Request:
Copy out the records in full, word for word, without pictures.
────────────────────
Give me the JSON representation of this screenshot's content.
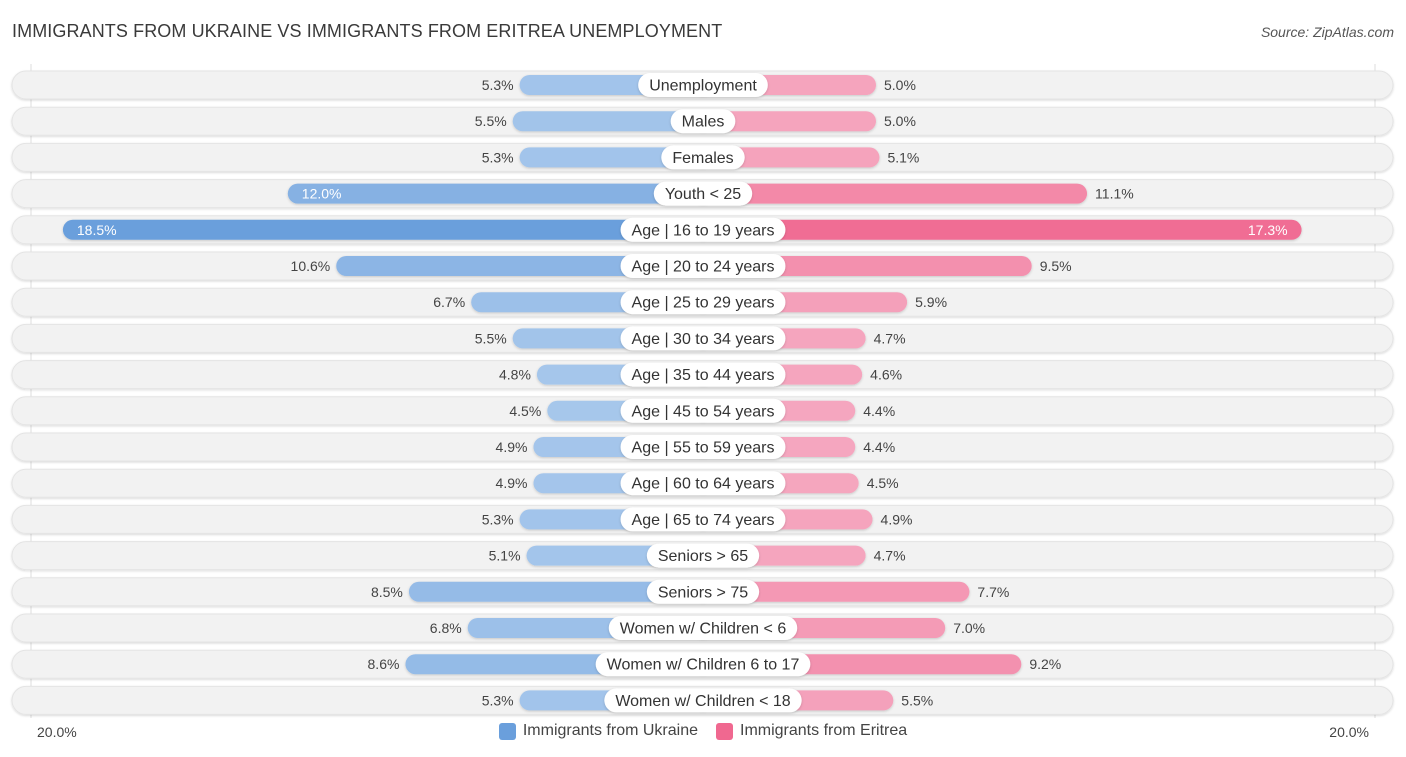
{
  "header": {
    "title": "IMMIGRANTS FROM UKRAINE VS IMMIGRANTS FROM ERITREA UNEMPLOYMENT",
    "source": "Source: ZipAtlas.com"
  },
  "colors": {
    "ukraine_light": "#a8c8ec",
    "ukraine_strong": "#6a9fdc",
    "eritrea_light": "#f5a8c0",
    "eritrea_strong": "#f06890",
    "track": "#f2f2f2"
  },
  "chart_data": {
    "type": "bar",
    "orientation": "horizontal-diverging",
    "title": "IMMIGRANTS FROM UKRAINE VS IMMIGRANTS FROM ERITREA UNEMPLOYMENT",
    "xlabel": "",
    "ylabel": "",
    "xlim": [
      -20.0,
      20.0
    ],
    "axis_labels": {
      "left": "20.0%",
      "right": "20.0%"
    },
    "legend_position": "bottom-center",
    "grid": false,
    "categories": [
      "Unemployment",
      "Males",
      "Females",
      "Youth < 25",
      "Age | 16 to 19 years",
      "Age | 20 to 24 years",
      "Age | 25 to 29 years",
      "Age | 30 to 34 years",
      "Age | 35 to 44 years",
      "Age | 45 to 54 years",
      "Age | 55 to 59 years",
      "Age | 60 to 64 years",
      "Age | 65 to 74 years",
      "Seniors > 65",
      "Seniors > 75",
      "Women w/ Children < 6",
      "Women w/ Children 6 to 17",
      "Women w/ Children < 18"
    ],
    "series": [
      {
        "name": "Immigrants from Ukraine",
        "side": "left",
        "values": [
          5.3,
          5.5,
          5.3,
          12.0,
          18.5,
          10.6,
          6.7,
          5.5,
          4.8,
          4.5,
          4.9,
          4.9,
          5.3,
          5.1,
          8.5,
          6.8,
          8.6,
          5.3
        ],
        "labels": [
          "5.3%",
          "5.5%",
          "5.3%",
          "12.0%",
          "18.5%",
          "10.6%",
          "6.7%",
          "5.5%",
          "4.8%",
          "4.5%",
          "4.9%",
          "4.9%",
          "5.3%",
          "5.1%",
          "8.5%",
          "6.8%",
          "8.6%",
          "5.3%"
        ]
      },
      {
        "name": "Immigrants from Eritrea",
        "side": "right",
        "values": [
          5.0,
          5.0,
          5.1,
          11.1,
          17.3,
          9.5,
          5.9,
          4.7,
          4.6,
          4.4,
          4.4,
          4.5,
          4.9,
          4.7,
          7.7,
          7.0,
          9.2,
          5.5
        ],
        "labels": [
          "5.0%",
          "5.0%",
          "5.1%",
          "11.1%",
          "17.3%",
          "9.5%",
          "5.9%",
          "4.7%",
          "4.6%",
          "4.4%",
          "4.4%",
          "4.5%",
          "4.9%",
          "4.7%",
          "7.7%",
          "7.0%",
          "9.2%",
          "5.5%"
        ]
      }
    ]
  }
}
────────────────────
Solved exercise:
Give me the JSON representation of this screenshot's content.
{
  "header": {
    "title": "IMMIGRANTS FROM UKRAINE VS IMMIGRANTS FROM ERITREA UNEMPLOYMENT",
    "source": "Source: ZipAtlas.com"
  },
  "colors": {
    "ukraine_light": "#a8c8ec",
    "ukraine_strong": "#6a9fdc",
    "eritrea_light": "#f5a8c0",
    "eritrea_strong": "#f06890",
    "track": "#f2f2f2"
  },
  "chart_data": {
    "type": "bar",
    "orientation": "horizontal-diverging",
    "title": "IMMIGRANTS FROM UKRAINE VS IMMIGRANTS FROM ERITREA UNEMPLOYMENT",
    "xlabel": "",
    "ylabel": "",
    "xlim": [
      -20.0,
      20.0
    ],
    "axis_labels": {
      "left": "20.0%",
      "right": "20.0%"
    },
    "legend_position": "bottom-center",
    "grid": false,
    "categories": [
      "Unemployment",
      "Males",
      "Females",
      "Youth < 25",
      "Age | 16 to 19 years",
      "Age | 20 to 24 years",
      "Age | 25 to 29 years",
      "Age | 30 to 34 years",
      "Age | 35 to 44 years",
      "Age | 45 to 54 years",
      "Age | 55 to 59 years",
      "Age | 60 to 64 years",
      "Age | 65 to 74 years",
      "Seniors > 65",
      "Seniors > 75",
      "Women w/ Children < 6",
      "Women w/ Children 6 to 17",
      "Women w/ Children < 18"
    ],
    "series": [
      {
        "name": "Immigrants from Ukraine",
        "side": "left",
        "values": [
          5.3,
          5.5,
          5.3,
          12.0,
          18.5,
          10.6,
          6.7,
          5.5,
          4.8,
          4.5,
          4.9,
          4.9,
          5.3,
          5.1,
          8.5,
          6.8,
          8.6,
          5.3
        ],
        "labels": [
          "5.3%",
          "5.5%",
          "5.3%",
          "12.0%",
          "18.5%",
          "10.6%",
          "6.7%",
          "5.5%",
          "4.8%",
          "4.5%",
          "4.9%",
          "4.9%",
          "5.3%",
          "5.1%",
          "8.5%",
          "6.8%",
          "8.6%",
          "5.3%"
        ]
      },
      {
        "name": "Immigrants from Eritrea",
        "side": "right",
        "values": [
          5.0,
          5.0,
          5.1,
          11.1,
          17.3,
          9.5,
          5.9,
          4.7,
          4.6,
          4.4,
          4.4,
          4.5,
          4.9,
          4.7,
          7.7,
          7.0,
          9.2,
          5.5
        ],
        "labels": [
          "5.0%",
          "5.0%",
          "5.1%",
          "11.1%",
          "17.3%",
          "9.5%",
          "5.9%",
          "4.7%",
          "4.6%",
          "4.4%",
          "4.4%",
          "4.5%",
          "4.9%",
          "4.7%",
          "7.7%",
          "7.0%",
          "9.2%",
          "5.5%"
        ]
      }
    ]
  }
}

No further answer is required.